**Exercise**
Locate each line holding the string "Vertex" and copy it.

**Provided information**

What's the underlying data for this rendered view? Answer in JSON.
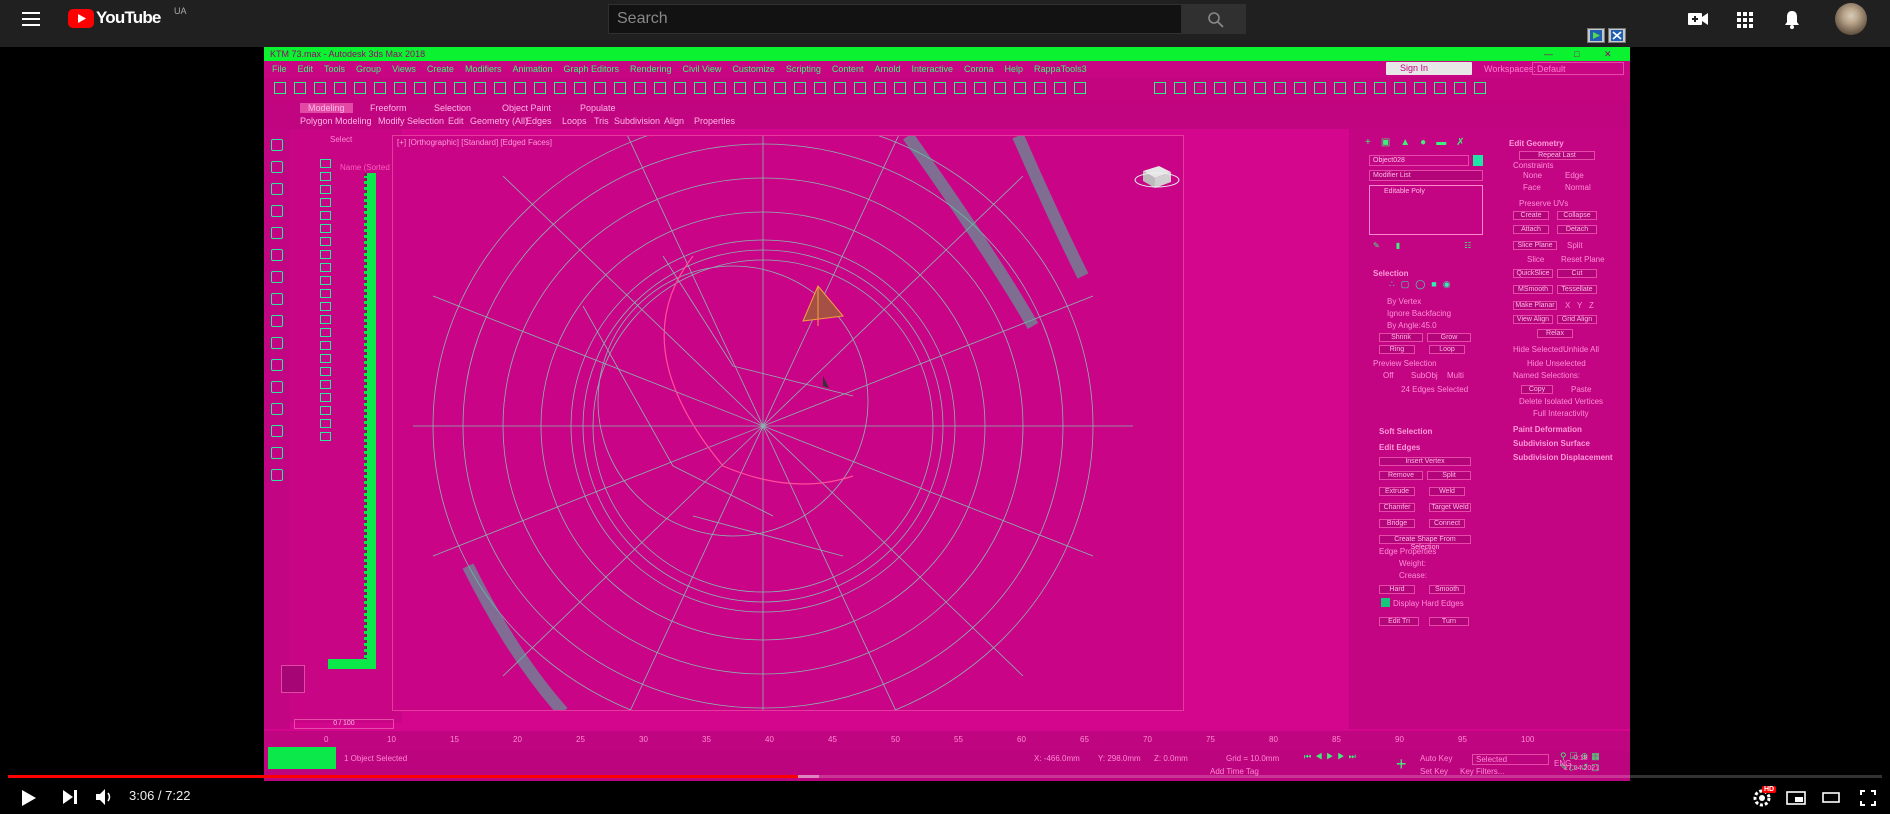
{
  "youtube": {
    "logo_text": "YouTube",
    "region": "UA",
    "search_placeholder": "Search",
    "icons": [
      "menu-icon",
      "youtube-logo-icon",
      "search-icon",
      "create-video-icon",
      "apps-icon",
      "notifications-icon",
      "avatar"
    ]
  },
  "max": {
    "window_title": "KTM 73.max - Autodesk 3ds Max 2018",
    "menu": [
      "File",
      "Edit",
      "Tools",
      "Group",
      "Views",
      "Create",
      "Modifiers",
      "Animation",
      "Graph Editors",
      "Rendering",
      "Civil View",
      "Customize",
      "Scripting",
      "Content",
      "Arnold",
      "Interactive",
      "Corona",
      "Help",
      "RappaTools3"
    ],
    "sign_in": "Sign In",
    "workspace_label": "Workspaces:",
    "workspace_value": "Default",
    "ribbon_tabs": [
      "Modeling",
      "Freeform",
      "Selection",
      "Object Paint",
      "Populate"
    ],
    "ribbon_subtabs": [
      "Polygon Modeling",
      "Modify Selection",
      "Edit",
      "Geometry (All)",
      "Edges",
      "Loops",
      "Tris",
      "Subdivision",
      "Align",
      "Properties"
    ],
    "viewport_label": "[+] [Orthographic] [Standard] [Edged Faces]",
    "scene_explorer_select": "Select",
    "scene_explorer_name": "Name (Sorted",
    "command_panel": {
      "object_name": "Object028",
      "modifier_list": "Modifier List",
      "stack_item": "Editable Poly",
      "selection_head": "Selection",
      "by_vertex": "By Vertex",
      "ignore_backfacing": "Ignore Backfacing",
      "by_angle": "By Angle:",
      "by_angle_value": "45.0",
      "shrink": "Shrink",
      "grow": "Grow",
      "ring": "Ring",
      "loop": "Loop",
      "preview_selection": "Preview Selection",
      "off": "Off",
      "subobj": "SubObj",
      "multi": "Multi",
      "edges_selected": "24 Edges Selected",
      "soft_selection": "Soft Selection",
      "edit_edges": "Edit Edges",
      "insert_vertex": "Insert Vertex",
      "remove": "Remove",
      "split": "Split",
      "extrude": "Extrude",
      "weld": "Weld",
      "chamfer": "Chamfer",
      "target_weld": "Target Weld",
      "bridge": "Bridge",
      "connect": "Connect",
      "create_shape": "Create Shape From Selection",
      "edge_properties": "Edge Properties",
      "weight": "Weight:",
      "crease": "Crease:",
      "hard": "Hard",
      "smooth": "Smooth",
      "display_hard_edges": "Display Hard Edges",
      "edit_tri": "Edit Tri",
      "turn": "Turn",
      "edit_geometry": "Edit Geometry",
      "repeat_last": "Repeat Last",
      "constraints": "Constraints",
      "none": "None",
      "edge": "Edge",
      "face": "Face",
      "normal": "Normal",
      "preserve_uvs": "Preserve UVs",
      "create": "Create",
      "collapse": "Collapse",
      "attach": "Attach",
      "detach": "Detach",
      "slice_plane": "Slice Plane",
      "split2": "Split",
      "slice": "Slice",
      "reset_plane": "Reset Plane",
      "quickslice": "QuickSlice",
      "cut": "Cut",
      "msmooth": "MSmooth",
      "tessellate": "Tessellate",
      "make_planar": "Make Planar",
      "x": "X",
      "y": "Y",
      "z": "Z",
      "view_align": "View Align",
      "grid_align": "Grid Align",
      "relax": "Relax",
      "hide_selected": "Hide Selected",
      "unhide_all": "Unhide All",
      "hide_unselected": "Hide Unselected",
      "named_selections": "Named Selections:",
      "copy": "Copy",
      "paste": "Paste",
      "delete_isolated": "Delete Isolated Vertices",
      "full_interactivity": "Full Interactivity",
      "paint_deformation": "Paint Deformation",
      "subdivision_surface": "Subdivision Surface",
      "subdivision_displacement": "Subdivision Displacement"
    },
    "timeline_frame": "0 / 100",
    "timeline_ticks": [
      "0",
      "10",
      "15",
      "20",
      "25",
      "30",
      "35",
      "40",
      "45",
      "50",
      "55",
      "60",
      "65",
      "70",
      "75",
      "80",
      "85",
      "90",
      "95",
      "100"
    ],
    "status_object": "1 Object Selected",
    "status_x": "X: -466.0mm",
    "status_y": "Y: 298.0mm",
    "status_z": "Z: 0.0mm",
    "status_grid": "Grid = 10.0mm",
    "auto_key": "Auto Key",
    "selected": "Selected",
    "set_key": "Set Key",
    "key_filters": "Key Filters...",
    "add_time_tag": "Add Time Tag",
    "taskbar_lang": "ENG",
    "taskbar_time": "0:18",
    "taskbar_date": "27.04.2021"
  },
  "player": {
    "time": "3:06 / 7:22",
    "played_fraction": 0.4217,
    "loaded_fraction": 0.433,
    "hd_badge": "HD",
    "icons": [
      "play-icon",
      "next-icon",
      "volume-icon",
      "settings-icon",
      "miniplayer-icon",
      "theater-icon",
      "fullscreen-icon"
    ]
  },
  "colors": {
    "yt_bar": "#202020",
    "video_bg": "#d4068e",
    "accent_green": "#0bf230",
    "progress_red": "#ff0000"
  }
}
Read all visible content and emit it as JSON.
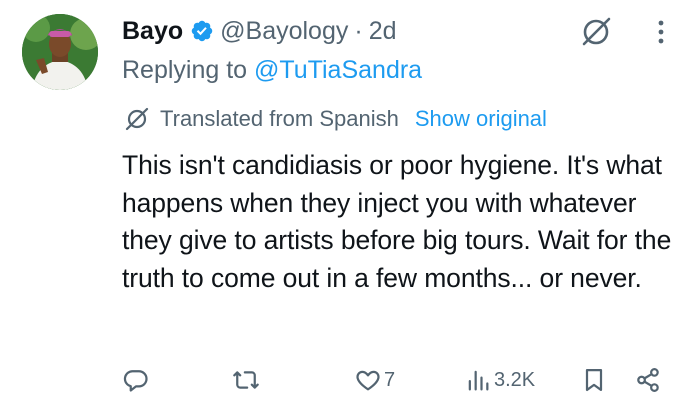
{
  "tweet": {
    "author_name": "Bayo",
    "handle": "@Bayology",
    "separator": "·",
    "time": "2d",
    "reply_prefix": "Replying to",
    "reply_to": "@TuTiaSandra",
    "translated_label": "Translated from Spanish",
    "show_original": "Show original",
    "text": "This isn't candidiasis or poor hygiene. It's what happens when they inject you with whatever they give to artists before big tours. Wait for the truth to come out in a few months... or never."
  },
  "actions": {
    "likes": "7",
    "views": "3.2K"
  },
  "colors": {
    "accent": "#1d9bf0",
    "text": "#0f1419",
    "secondary": "#536471"
  }
}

**Result for this task**
      "by_vertex": "By Vertex",
      "insert_vertex": "Insert Vertex",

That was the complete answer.